■ **DIRECTION**
Select lines where the word "топливо" appears.

Data records

○ ○ ○

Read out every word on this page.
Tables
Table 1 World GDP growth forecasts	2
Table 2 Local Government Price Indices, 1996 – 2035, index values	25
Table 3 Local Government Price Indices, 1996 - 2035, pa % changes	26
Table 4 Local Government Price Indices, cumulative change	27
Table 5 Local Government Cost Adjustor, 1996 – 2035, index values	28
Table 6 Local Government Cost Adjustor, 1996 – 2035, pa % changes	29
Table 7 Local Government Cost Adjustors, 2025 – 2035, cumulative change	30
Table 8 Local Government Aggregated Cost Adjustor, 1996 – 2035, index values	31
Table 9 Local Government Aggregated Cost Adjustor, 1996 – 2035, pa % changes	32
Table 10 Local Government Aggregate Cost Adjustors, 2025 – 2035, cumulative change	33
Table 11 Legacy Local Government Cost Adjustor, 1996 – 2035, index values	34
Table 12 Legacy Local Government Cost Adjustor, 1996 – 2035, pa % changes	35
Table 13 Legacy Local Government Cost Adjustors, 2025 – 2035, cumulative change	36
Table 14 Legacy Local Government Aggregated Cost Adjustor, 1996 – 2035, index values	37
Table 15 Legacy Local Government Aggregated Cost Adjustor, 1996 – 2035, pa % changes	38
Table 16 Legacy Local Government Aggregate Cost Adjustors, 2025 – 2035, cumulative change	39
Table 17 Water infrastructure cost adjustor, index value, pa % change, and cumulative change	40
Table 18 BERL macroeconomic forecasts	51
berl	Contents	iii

○ ○ ○

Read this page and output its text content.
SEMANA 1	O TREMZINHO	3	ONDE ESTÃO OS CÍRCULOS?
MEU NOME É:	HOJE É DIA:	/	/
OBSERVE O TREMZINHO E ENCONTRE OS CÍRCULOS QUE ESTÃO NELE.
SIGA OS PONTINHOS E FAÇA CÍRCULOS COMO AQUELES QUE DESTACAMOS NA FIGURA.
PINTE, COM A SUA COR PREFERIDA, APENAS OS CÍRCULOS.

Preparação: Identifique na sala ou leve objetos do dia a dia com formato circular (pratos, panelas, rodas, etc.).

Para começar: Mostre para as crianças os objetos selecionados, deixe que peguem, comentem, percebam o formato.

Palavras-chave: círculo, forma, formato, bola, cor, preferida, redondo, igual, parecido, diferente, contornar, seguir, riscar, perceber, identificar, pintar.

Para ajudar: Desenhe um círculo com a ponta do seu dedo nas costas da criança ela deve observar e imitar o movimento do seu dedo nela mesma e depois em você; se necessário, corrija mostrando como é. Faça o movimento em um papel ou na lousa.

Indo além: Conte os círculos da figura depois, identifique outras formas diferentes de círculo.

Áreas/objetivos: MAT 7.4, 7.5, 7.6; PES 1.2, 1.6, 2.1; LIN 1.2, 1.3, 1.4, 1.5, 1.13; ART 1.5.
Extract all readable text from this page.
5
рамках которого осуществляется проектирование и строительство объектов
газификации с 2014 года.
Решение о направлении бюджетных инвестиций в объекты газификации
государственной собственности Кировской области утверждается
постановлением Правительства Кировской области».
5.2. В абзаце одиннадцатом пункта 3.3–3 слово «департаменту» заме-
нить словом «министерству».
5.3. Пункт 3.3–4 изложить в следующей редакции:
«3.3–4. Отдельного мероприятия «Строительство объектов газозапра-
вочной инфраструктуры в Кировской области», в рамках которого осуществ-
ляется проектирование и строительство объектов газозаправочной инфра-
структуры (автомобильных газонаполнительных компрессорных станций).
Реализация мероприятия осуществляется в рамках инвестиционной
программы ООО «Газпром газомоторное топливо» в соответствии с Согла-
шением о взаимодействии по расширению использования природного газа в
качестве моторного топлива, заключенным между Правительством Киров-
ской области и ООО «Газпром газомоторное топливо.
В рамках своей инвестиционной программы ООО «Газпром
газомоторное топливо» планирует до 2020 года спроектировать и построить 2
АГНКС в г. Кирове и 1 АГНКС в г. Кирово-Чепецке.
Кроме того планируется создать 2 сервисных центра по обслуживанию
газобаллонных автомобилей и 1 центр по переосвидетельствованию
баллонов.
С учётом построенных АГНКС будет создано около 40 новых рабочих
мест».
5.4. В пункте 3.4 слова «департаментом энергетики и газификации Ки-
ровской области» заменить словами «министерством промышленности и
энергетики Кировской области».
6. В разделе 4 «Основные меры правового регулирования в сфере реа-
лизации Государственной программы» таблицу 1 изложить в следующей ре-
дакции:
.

○ ○ ○

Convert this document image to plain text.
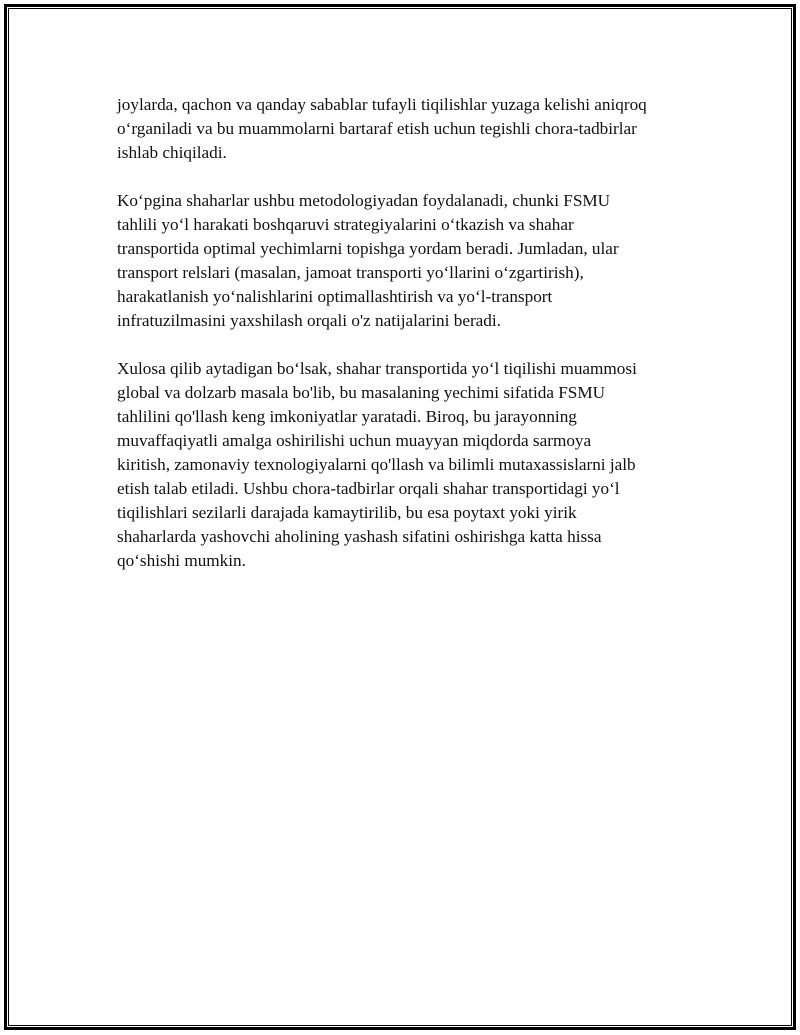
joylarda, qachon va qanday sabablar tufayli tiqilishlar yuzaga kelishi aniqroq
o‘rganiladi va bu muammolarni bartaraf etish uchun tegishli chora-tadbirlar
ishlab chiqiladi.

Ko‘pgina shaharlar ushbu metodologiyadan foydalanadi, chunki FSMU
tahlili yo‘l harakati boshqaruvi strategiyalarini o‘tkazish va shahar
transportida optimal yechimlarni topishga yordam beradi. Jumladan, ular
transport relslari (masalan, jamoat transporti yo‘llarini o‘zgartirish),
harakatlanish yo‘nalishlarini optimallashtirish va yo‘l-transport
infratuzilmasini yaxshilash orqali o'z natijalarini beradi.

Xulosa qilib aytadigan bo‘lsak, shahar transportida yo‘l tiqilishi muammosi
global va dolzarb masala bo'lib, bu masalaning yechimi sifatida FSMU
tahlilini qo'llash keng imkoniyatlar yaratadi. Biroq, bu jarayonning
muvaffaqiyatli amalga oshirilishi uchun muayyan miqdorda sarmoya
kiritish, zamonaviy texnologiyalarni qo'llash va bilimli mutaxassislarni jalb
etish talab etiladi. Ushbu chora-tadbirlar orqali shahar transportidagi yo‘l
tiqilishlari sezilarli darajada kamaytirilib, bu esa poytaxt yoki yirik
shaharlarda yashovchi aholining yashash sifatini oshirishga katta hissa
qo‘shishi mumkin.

○ ○ ○

■ **CORRECT RESPONSE**
программы ООО «Газпром газомоторное топливо» в соответствии с Согла-
ской области и ООО «Газпром газомоторное топливо.
газомоторное топливо» планирует до 2020 года спроектировать и построить 2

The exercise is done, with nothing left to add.